▶ _Details zur Aufgabe_
Wann sollten die Silos laut dem Text über nitrose Gase im Maissilo geöffnet werden?
#### Dokumenttext ####
Vorsicht vor giftigen Gasen

Nitrat in Maispflanzen wird im Silo ab der ersten Stunde zu nitrosen Gasen abgebaut. Diese sind stark äzend.

Nitrat in Maispflanzen wird im Silo ab der ersten Stunde zu nitrosen Gasen abgebaut. Diese sind stark äzend.

Durch die Trockenheit und die Hitze erfolgte eine intensive Mineralisierung von organisch gebundenem Stickstoff aus dem Boden. Dieser wurde von den Maispflanzen nicht verwertet und in Form von Nitrat eingelagert. 

Nach dem Einsilieren wird das Nitrat durch Mikroorganismen in Nitrit und bereits ab der ersten Stunde in nitrose Gase (NOx) umgewandelt. Dies ist jetzt häufig beim Silieren von Mais der Fall. Im Gegensatz zum nicht wahrnehmbaren Kohlendioxid haben nitrose Gase einen unangenehmen, stechenden Geruch und eine bräunlich-orange Farbe. Im Kontakt mit Feuchtigkeit kann sich Salpetersäure bilden.  

Je nach Konzentration und Dauer des Kontaktes drohen Reizungen und Verätzungen auf Augen, Schleimhäuten und in der Lunge. Sehr hohe Konzentrationen können zu Lungenentzündungen und Lungenödemen oder zu lebensbedrohlichen Atemlähmungen  führen. Während der Gärung werden die nitrosen Gasen zu unschädlichen Stickstoffverbindungen abgebaut. Ein hohes Risiko für einen Gasaustritt besteht vor allem beim Nachfüllen von Silos. Deshalb sollten die Silos in einem Zug gefüllt, luftdicht verschlossen und erst nach sechs bis acht Wochen geöffnet werden.
#### Gegebene Datensätze ####
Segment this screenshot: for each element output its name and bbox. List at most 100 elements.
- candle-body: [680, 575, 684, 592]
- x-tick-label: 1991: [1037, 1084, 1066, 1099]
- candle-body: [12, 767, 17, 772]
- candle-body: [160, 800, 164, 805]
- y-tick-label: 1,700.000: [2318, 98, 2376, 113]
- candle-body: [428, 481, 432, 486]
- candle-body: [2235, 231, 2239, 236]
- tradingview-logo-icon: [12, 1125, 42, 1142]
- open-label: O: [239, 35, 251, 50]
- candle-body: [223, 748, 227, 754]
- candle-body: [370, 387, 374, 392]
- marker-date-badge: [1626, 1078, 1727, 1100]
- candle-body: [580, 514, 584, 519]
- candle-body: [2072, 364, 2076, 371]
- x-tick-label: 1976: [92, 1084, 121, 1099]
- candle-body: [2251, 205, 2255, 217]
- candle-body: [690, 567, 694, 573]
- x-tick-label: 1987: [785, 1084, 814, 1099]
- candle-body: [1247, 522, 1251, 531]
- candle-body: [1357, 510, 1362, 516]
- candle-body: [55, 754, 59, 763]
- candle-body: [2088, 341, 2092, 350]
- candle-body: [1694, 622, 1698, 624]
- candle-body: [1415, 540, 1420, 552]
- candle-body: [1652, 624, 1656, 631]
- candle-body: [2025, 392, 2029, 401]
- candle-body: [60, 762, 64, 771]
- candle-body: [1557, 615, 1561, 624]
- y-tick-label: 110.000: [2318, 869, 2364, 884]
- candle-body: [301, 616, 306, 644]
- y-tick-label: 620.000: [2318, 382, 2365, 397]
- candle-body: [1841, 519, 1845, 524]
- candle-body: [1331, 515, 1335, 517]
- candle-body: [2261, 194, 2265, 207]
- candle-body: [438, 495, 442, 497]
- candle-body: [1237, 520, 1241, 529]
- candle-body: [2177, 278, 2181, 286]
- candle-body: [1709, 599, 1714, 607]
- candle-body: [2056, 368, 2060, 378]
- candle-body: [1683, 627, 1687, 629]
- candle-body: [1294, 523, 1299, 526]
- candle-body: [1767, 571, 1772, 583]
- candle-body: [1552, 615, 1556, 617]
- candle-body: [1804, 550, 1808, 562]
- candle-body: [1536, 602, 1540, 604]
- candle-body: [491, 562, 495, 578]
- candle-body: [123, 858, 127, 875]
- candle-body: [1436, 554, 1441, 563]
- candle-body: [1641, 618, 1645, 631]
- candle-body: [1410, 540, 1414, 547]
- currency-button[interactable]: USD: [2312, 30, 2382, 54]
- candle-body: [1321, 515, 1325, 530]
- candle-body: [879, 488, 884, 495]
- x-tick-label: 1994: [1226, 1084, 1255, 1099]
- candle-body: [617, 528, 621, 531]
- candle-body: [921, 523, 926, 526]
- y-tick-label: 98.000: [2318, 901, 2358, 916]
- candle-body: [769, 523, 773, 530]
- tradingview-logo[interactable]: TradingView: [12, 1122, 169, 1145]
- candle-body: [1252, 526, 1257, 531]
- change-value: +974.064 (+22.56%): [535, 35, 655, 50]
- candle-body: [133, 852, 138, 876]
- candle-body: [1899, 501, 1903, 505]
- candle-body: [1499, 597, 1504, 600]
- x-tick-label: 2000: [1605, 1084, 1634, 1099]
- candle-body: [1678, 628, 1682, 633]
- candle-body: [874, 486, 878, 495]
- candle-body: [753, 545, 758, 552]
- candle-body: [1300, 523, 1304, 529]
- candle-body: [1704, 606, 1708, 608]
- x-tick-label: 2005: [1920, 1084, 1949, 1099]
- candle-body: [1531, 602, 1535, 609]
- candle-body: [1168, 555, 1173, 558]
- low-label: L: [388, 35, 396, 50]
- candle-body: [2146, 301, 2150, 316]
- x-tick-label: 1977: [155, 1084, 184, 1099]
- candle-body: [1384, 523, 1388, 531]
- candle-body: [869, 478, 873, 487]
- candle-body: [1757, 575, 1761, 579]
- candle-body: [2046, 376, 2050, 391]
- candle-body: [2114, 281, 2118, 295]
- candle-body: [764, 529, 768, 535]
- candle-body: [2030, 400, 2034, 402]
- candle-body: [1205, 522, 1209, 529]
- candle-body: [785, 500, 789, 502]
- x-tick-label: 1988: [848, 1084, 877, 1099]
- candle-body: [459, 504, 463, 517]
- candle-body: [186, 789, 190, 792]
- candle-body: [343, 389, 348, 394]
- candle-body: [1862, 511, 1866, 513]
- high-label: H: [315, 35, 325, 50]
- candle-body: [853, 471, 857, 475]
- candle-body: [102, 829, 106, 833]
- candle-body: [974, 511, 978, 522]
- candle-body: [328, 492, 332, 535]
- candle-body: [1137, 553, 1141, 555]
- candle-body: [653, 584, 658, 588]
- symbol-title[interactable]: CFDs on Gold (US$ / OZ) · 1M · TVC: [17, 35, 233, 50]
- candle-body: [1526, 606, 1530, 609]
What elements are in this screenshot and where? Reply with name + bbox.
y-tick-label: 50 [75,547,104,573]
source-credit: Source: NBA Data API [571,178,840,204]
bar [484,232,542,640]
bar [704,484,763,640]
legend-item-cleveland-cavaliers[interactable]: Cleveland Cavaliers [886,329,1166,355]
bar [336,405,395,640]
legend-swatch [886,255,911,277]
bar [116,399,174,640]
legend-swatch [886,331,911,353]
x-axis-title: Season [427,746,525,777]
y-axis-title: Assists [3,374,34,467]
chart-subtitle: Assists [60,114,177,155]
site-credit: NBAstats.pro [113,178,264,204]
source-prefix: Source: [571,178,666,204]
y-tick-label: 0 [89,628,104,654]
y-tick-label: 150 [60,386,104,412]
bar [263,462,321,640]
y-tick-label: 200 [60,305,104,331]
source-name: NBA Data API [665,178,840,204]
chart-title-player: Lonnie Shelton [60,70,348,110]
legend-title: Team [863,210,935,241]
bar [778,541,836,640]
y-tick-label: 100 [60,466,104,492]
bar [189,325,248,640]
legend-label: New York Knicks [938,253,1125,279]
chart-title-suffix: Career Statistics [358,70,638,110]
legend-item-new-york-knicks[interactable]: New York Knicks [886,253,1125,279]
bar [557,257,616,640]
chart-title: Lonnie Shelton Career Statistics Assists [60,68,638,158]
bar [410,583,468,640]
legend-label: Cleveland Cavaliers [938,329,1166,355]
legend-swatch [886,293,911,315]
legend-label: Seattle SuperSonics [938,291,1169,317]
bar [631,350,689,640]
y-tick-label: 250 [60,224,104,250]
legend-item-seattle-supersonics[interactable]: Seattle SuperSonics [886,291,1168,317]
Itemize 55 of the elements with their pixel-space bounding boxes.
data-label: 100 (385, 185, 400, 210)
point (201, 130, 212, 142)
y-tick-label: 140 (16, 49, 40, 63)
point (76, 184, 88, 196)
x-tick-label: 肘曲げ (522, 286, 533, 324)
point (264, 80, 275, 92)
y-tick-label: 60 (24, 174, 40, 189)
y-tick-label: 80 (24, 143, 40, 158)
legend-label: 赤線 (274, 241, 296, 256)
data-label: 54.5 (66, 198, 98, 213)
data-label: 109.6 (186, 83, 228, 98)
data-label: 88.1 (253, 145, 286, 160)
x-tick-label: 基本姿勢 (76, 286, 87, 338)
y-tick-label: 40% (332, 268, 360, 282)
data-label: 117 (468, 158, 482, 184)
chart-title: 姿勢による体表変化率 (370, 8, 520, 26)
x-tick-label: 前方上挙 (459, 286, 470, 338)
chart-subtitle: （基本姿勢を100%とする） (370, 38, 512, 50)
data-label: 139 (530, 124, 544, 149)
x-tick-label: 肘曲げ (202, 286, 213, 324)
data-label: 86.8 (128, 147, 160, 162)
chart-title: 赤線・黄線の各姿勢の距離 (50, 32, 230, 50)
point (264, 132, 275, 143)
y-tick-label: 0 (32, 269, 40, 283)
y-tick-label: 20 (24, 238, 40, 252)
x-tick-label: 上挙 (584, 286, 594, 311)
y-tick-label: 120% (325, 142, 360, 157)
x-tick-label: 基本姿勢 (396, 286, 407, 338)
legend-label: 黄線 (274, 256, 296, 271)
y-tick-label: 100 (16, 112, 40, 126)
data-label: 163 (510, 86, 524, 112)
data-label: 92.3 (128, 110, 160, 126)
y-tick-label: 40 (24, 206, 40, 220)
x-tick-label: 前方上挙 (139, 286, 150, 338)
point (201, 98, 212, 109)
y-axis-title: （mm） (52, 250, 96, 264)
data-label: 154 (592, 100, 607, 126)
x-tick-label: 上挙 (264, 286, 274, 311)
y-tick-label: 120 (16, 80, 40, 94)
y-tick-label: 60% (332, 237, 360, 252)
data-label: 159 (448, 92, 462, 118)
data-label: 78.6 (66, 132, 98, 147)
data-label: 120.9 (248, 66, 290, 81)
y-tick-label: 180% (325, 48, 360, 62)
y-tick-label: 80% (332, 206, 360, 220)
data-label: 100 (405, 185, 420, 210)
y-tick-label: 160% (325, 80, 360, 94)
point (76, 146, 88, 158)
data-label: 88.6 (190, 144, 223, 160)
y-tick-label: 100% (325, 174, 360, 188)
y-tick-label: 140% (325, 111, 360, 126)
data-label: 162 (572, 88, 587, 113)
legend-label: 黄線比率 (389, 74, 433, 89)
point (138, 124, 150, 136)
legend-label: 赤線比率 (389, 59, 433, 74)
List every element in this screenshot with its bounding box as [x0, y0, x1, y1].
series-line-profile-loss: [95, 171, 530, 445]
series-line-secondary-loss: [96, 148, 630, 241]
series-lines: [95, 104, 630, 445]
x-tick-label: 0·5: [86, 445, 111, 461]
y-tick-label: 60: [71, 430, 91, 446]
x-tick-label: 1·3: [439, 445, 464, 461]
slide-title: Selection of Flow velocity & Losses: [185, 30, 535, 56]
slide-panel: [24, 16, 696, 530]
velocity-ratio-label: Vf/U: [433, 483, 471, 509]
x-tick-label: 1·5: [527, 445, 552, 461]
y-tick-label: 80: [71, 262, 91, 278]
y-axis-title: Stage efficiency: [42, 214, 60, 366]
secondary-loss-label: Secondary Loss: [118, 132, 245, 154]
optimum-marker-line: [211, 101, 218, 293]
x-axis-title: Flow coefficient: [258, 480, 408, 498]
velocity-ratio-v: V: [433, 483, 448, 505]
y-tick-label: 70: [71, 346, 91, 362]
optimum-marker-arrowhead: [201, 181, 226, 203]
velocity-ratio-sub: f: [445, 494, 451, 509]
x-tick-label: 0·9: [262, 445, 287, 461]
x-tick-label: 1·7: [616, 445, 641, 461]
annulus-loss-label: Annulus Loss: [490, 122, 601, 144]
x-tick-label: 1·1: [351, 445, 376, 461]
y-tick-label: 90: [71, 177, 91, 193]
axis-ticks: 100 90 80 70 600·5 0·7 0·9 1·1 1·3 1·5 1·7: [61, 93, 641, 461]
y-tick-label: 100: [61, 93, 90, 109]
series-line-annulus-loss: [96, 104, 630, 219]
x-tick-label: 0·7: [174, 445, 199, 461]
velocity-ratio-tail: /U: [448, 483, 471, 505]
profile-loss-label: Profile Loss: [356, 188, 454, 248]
####
▶ _Antwort zur Aufgabe_
Erst nach sechs bis acht Wochen.